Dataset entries
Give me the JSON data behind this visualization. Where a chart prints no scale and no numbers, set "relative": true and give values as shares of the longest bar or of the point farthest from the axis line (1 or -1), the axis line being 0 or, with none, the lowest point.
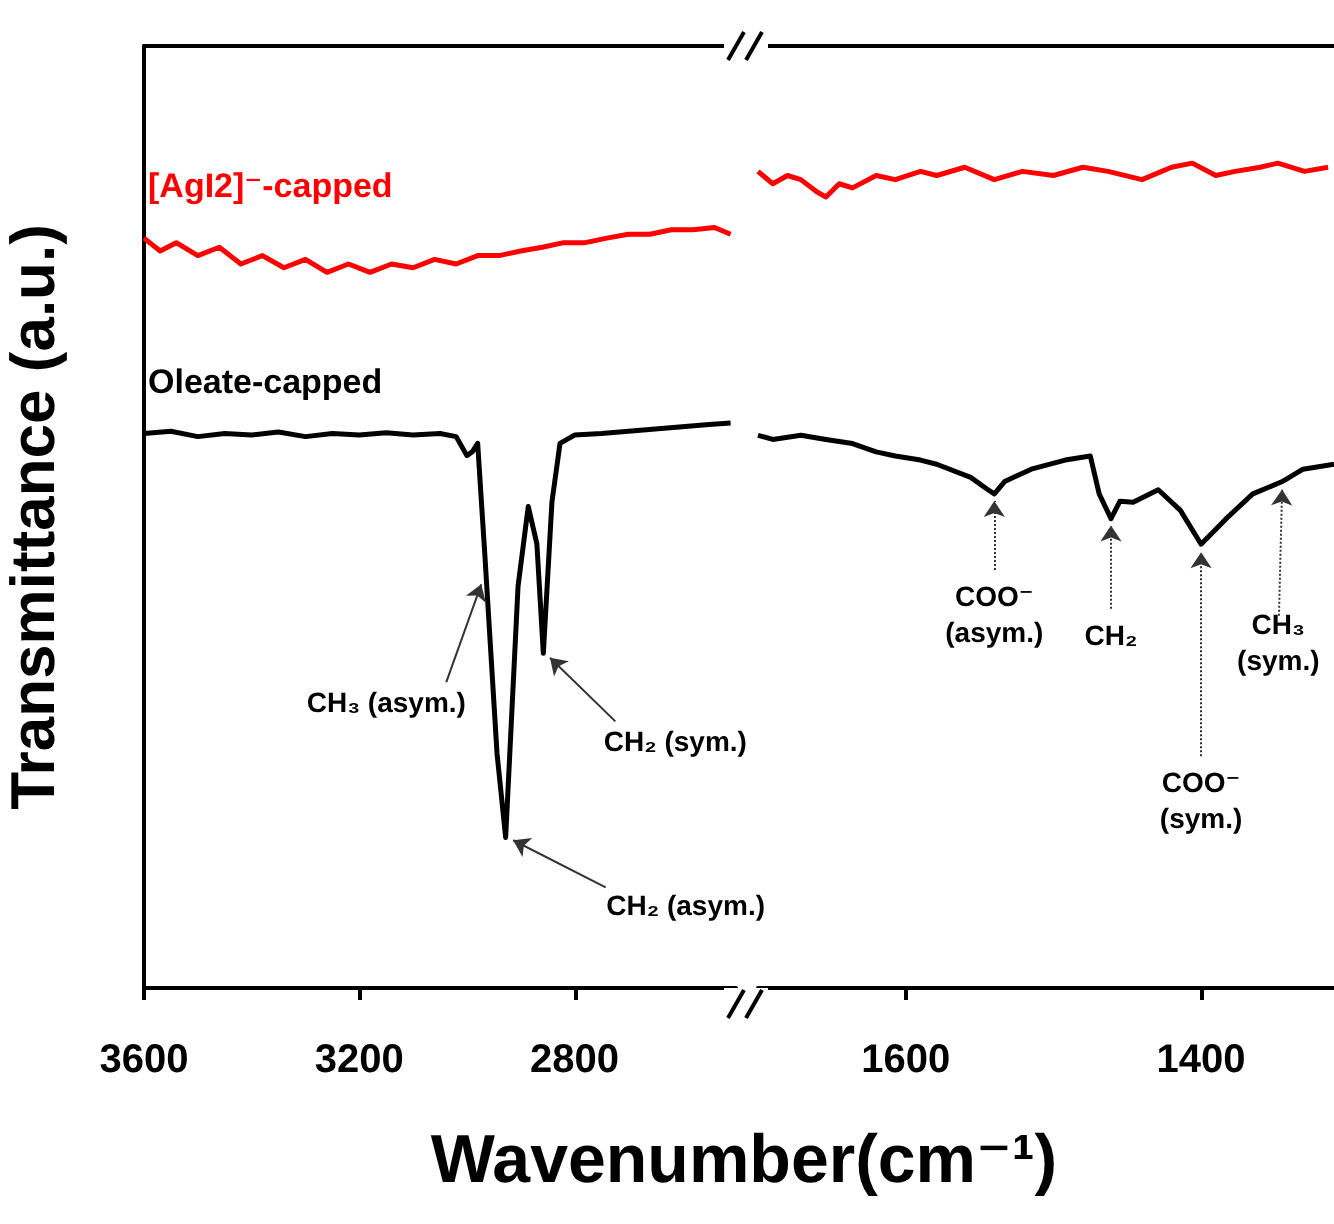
{
  "chart_data": [
    {
      "type": "line",
      "ylabel": "Transmittance (a.u.)",
      "xlabel": "Wavenumber(cm⁻¹)",
      "relative": true,
      "xlim": [
        3600,
        2500
      ],
      "xticks": [
        3600,
        3200,
        2800
      ],
      "legend": false,
      "grid": false,
      "marker": "none",
      "series": [
        {
          "name": "[AgI2]⁻-capped",
          "color": "#ff0000",
          "x": [
            3600,
            3570,
            3540,
            3500,
            3460,
            3420,
            3380,
            3340,
            3300,
            3260,
            3220,
            3180,
            3140,
            3100,
            3060,
            3020,
            2980,
            2940,
            2900,
            2860,
            2820,
            2780,
            2740,
            2700,
            2660,
            2620,
            2580,
            2540,
            2510
          ],
          "values": [
            0.986,
            0.969,
            0.98,
            0.963,
            0.974,
            0.952,
            0.963,
            0.947,
            0.958,
            0.941,
            0.952,
            0.941,
            0.952,
            0.947,
            0.958,
            0.952,
            0.963,
            0.963,
            0.969,
            0.974,
            0.98,
            0.98,
            0.986,
            0.991,
            0.991,
            0.997,
            0.997,
            1.0,
            0.991
          ]
        },
        {
          "name": "Oleate-capped",
          "color": "#000000",
          "x": [
            3600,
            3550,
            3500,
            3450,
            3400,
            3350,
            3300,
            3250,
            3200,
            3150,
            3100,
            3050,
            3020,
            3000,
            2990,
            2980,
            2967,
            2944,
            2928,
            2905,
            2886,
            2870,
            2858,
            2842,
            2827,
            2800,
            2750,
            2700,
            2650,
            2600,
            2550,
            2510
          ],
          "values": [
            0.729,
            0.732,
            0.725,
            0.729,
            0.727,
            0.731,
            0.725,
            0.729,
            0.727,
            0.73,
            0.727,
            0.729,
            0.725,
            0.7,
            0.705,
            0.716,
            0.573,
            0.308,
            0.198,
            0.528,
            0.633,
            0.584,
            0.44,
            0.639,
            0.716,
            0.727,
            0.729,
            0.732,
            0.735,
            0.738,
            0.741,
            0.743
          ]
        }
      ],
      "annotations": [
        {
          "text": "CH₃ (asym.)",
          "x": 2964,
          "y": 0.539
        },
        {
          "text": "CH₂ (asym.)",
          "x": 2928,
          "y": 0.198
        },
        {
          "text": "CH₂ (sym.)",
          "x": 2858,
          "y": 0.44
        }
      ]
    },
    {
      "type": "line",
      "relative": true,
      "xlim": [
        1700,
        1310
      ],
      "xticks": [
        1600,
        1400
      ],
      "legend": false,
      "grid": false,
      "marker": "none",
      "series": [
        {
          "color": "#ff0000",
          "x": [
            1700,
            1690,
            1680,
            1671,
            1660,
            1654,
            1645,
            1636,
            1620,
            1607,
            1590,
            1579,
            1560,
            1540,
            1521,
            1500,
            1480,
            1463,
            1440,
            1420,
            1406,
            1390,
            1377,
            1360,
            1348,
            1330,
            1314
          ],
          "values": [
            0.99,
            0.975,
            0.985,
            0.98,
            0.965,
            0.959,
            0.975,
            0.97,
            0.985,
            0.98,
            0.99,
            0.985,
            0.995,
            0.98,
            0.99,
            0.985,
            0.995,
            0.99,
            0.98,
            0.995,
            1.0,
            0.985,
            0.99,
            0.995,
            1.0,
            0.99,
            0.995
          ]
        },
        {
          "color": "#000000",
          "x": [
            1700,
            1690,
            1671,
            1654,
            1636,
            1620,
            1607,
            1590,
            1579,
            1556,
            1545,
            1540,
            1533,
            1515,
            1492,
            1475,
            1469,
            1461,
            1455,
            1446,
            1429,
            1414,
            1400,
            1383,
            1365,
            1345,
            1331,
            1310
          ],
          "values": [
            0.67,
            0.665,
            0.67,
            0.665,
            0.66,
            0.65,
            0.645,
            0.64,
            0.635,
            0.619,
            0.605,
            0.599,
            0.614,
            0.629,
            0.64,
            0.645,
            0.599,
            0.569,
            0.59,
            0.589,
            0.604,
            0.579,
            0.538,
            0.569,
            0.599,
            0.614,
            0.629,
            0.635
          ]
        }
      ],
      "annotations": [
        {
          "text": "COO⁻\n(asym.)",
          "x": 1540,
          "y": 0.599
        },
        {
          "text": "CH₂",
          "x": 1461,
          "y": 0.569
        },
        {
          "text": "COO⁻\n(sym.)",
          "x": 1400,
          "y": 0.538
        },
        {
          "text": "CH₃\n(sym.)",
          "x": 1345,
          "y": 0.614
        }
      ]
    }
  ]
}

Challenge
Without the pictures, extract every entry verbatim.

Expected output
Give me the JSON data behind this visualization. Where a chart prints no scale and no numbers, set "relative": true and give values as shares of the longest bar or of the point farthest from the axis line (1 or -1), the axis line being 0 or, with none, the lowest point.
{
  "chart_data": [
    {
      "type": "line",
      "ylabel": "Transmittance (a.u.)",
      "xlabel": "Wavenumber(cm⁻¹)",
      "relative": true,
      "xlim": [
        3600,
        2500
      ],
      "xticks": [
        3600,
        3200,
        2800
      ],
      "legend": false,
      "grid": false,
      "marker": "none",
      "series": [
        {
          "name": "[AgI2]⁻-capped",
          "color": "#ff0000",
          "x": [
            3600,
            3570,
            3540,
            3500,
            3460,
            3420,
            3380,
            3340,
            3300,
            3260,
            3220,
            3180,
            3140,
            3100,
            3060,
            3020,
            2980,
            2940,
            2900,
            2860,
            2820,
            2780,
            2740,
            2700,
            2660,
            2620,
            2580,
            2540,
            2510
          ],
          "values": [
            0.986,
            0.969,
            0.98,
            0.963,
            0.974,
            0.952,
            0.963,
            0.947,
            0.958,
            0.941,
            0.952,
            0.941,
            0.952,
            0.947,
            0.958,
            0.952,
            0.963,
            0.963,
            0.969,
            0.974,
            0.98,
            0.98,
            0.986,
            0.991,
            0.991,
            0.997,
            0.997,
            1.0,
            0.991
          ]
        },
        {
          "name": "Oleate-capped",
          "color": "#000000",
          "x": [
            3600,
            3550,
            3500,
            3450,
            3400,
            3350,
            3300,
            3250,
            3200,
            3150,
            3100,
            3050,
            3020,
            3000,
            2990,
            2980,
            2967,
            2944,
            2928,
            2905,
            2886,
            2870,
            2858,
            2842,
            2827,
            2800,
            2750,
            2700,
            2650,
            2600,
            2550,
            2510
          ],
          "values": [
            0.729,
            0.732,
            0.725,
            0.729,
            0.727,
            0.731,
            0.725,
            0.729,
            0.727,
            0.73,
            0.727,
            0.729,
            0.725,
            0.7,
            0.705,
            0.716,
            0.573,
            0.308,
            0.198,
            0.528,
            0.633,
            0.584,
            0.44,
            0.639,
            0.716,
            0.727,
            0.729,
            0.732,
            0.735,
            0.738,
            0.741,
            0.743
          ]
        }
      ],
      "annotations": [
        {
          "text": "CH₃ (asym.)",
          "x": 2964,
          "y": 0.539
        },
        {
          "text": "CH₂ (asym.)",
          "x": 2928,
          "y": 0.198
        },
        {
          "text": "CH₂ (sym.)",
          "x": 2858,
          "y": 0.44
        }
      ]
    },
    {
      "type": "line",
      "relative": true,
      "xlim": [
        1700,
        1310
      ],
      "xticks": [
        1600,
        1400
      ],
      "legend": false,
      "grid": false,
      "marker": "none",
      "series": [
        {
          "color": "#ff0000",
          "x": [
            1700,
            1690,
            1680,
            1671,
            1660,
            1654,
            1645,
            1636,
            1620,
            1607,
            1590,
            1579,
            1560,
            1540,
            1521,
            1500,
            1480,
            1463,
            1440,
            1420,
            1406,
            1390,
            1377,
            1360,
            1348,
            1330,
            1314
          ],
          "values": [
            0.99,
            0.975,
            0.985,
            0.98,
            0.965,
            0.959,
            0.975,
            0.97,
            0.985,
            0.98,
            0.99,
            0.985,
            0.995,
            0.98,
            0.99,
            0.985,
            0.995,
            0.99,
            0.98,
            0.995,
            1.0,
            0.985,
            0.99,
            0.995,
            1.0,
            0.99,
            0.995
          ]
        },
        {
          "color": "#000000",
          "x": [
            1700,
            1690,
            1671,
            1654,
            1636,
            1620,
            1607,
            1590,
            1579,
            1556,
            1545,
            1540,
            1533,
            1515,
            1492,
            1475,
            1469,
            1461,
            1455,
            1446,
            1429,
            1414,
            1400,
            1383,
            1365,
            1345,
            1331,
            1310
          ],
          "values": [
            0.67,
            0.665,
            0.67,
            0.665,
            0.66,
            0.65,
            0.645,
            0.64,
            0.635,
            0.619,
            0.605,
            0.599,
            0.614,
            0.629,
            0.64,
            0.645,
            0.599,
            0.569,
            0.59,
            0.589,
            0.604,
            0.579,
            0.538,
            0.569,
            0.599,
            0.614,
            0.629,
            0.635
          ]
        }
      ],
      "annotations": [
        {
          "text": "COO⁻\n(asym.)",
          "x": 1540,
          "y": 0.599
        },
        {
          "text": "CH₂",
          "x": 1461,
          "y": 0.569
        },
        {
          "text": "COO⁻\n(sym.)",
          "x": 1400,
          "y": 0.538
        },
        {
          "text": "CH₃\n(sym.)",
          "x": 1345,
          "y": 0.614
        }
      ]
    }
  ]
}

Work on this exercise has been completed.